● **Exercise task**: Return all of the entries exactly as written.

§ §

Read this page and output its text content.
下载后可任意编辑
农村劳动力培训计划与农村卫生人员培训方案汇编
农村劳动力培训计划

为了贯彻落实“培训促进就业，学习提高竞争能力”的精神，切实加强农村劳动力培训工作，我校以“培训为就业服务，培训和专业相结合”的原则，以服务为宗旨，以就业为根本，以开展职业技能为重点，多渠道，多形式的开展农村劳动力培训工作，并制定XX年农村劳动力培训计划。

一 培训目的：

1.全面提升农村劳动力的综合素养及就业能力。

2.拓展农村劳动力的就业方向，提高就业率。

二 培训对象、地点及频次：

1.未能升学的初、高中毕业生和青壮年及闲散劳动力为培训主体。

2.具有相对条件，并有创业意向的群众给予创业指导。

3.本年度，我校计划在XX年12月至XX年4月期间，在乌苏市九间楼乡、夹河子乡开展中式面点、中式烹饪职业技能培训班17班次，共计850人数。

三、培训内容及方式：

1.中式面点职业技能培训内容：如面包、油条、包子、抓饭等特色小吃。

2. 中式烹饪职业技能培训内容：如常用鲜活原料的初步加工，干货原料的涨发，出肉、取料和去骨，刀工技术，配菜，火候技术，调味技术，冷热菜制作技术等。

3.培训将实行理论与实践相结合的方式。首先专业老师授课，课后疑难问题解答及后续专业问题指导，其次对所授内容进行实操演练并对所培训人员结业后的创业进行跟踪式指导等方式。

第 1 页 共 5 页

§ §

● **Solution to the exercise**:
Read this page and output its text content.
下载后可任意编辑
农村劳动力培训计划与农村卫生人员培训方案汇编
农村劳动力培训计划

为了贯彻落实“培训促进就业，学习提高竞争能力”的精神，切实加强农村劳动力培训工作，我校以“培训为就业服务，培训和专业相结合”的原则，以服务为宗旨，以就业为根本，以开展职业技能为重点，多渠道，多形式的开展农村劳动力培训工作，并制定XX年农村劳动力培训计划。

一 培训目的：

1.全面提升农村劳动力的综合素养及就业能力。

2.拓展农村劳动力的就业方向，提高就业率。

二 培训对象、地点及频次：

1.未能升学的初、高中毕业生和青壮年及闲散劳动力为培训主体。

2.具有相对条件，并有创业意向的群众给予创业指导。

3.本年度，我校计划在XX年12月至XX年4月期间，在乌苏市九间楼乡、夹河子乡开展中式面点、中式烹饪职业技能培训班17班次，共计850人数。

三、培训内容及方式：

1.中式面点职业技能培训内容：如面包、油条、包子、抓饭等特色小吃。

2. 中式烹饪职业技能培训内容：如常用鲜活原料的初步加工，干货原料的涨发，出肉、取料和去骨，刀工技术，配菜，火候技术，调味技术，冷热菜制作技术等。

3.培训将实行理论与实践相结合的方式。首先专业老师授课，课后疑难问题解答及后续专业问题指导，其次对所授内容进行实操演练并对所培训人员结业后的创业进行跟踪式指导等方式。

第 1 页 共 5 页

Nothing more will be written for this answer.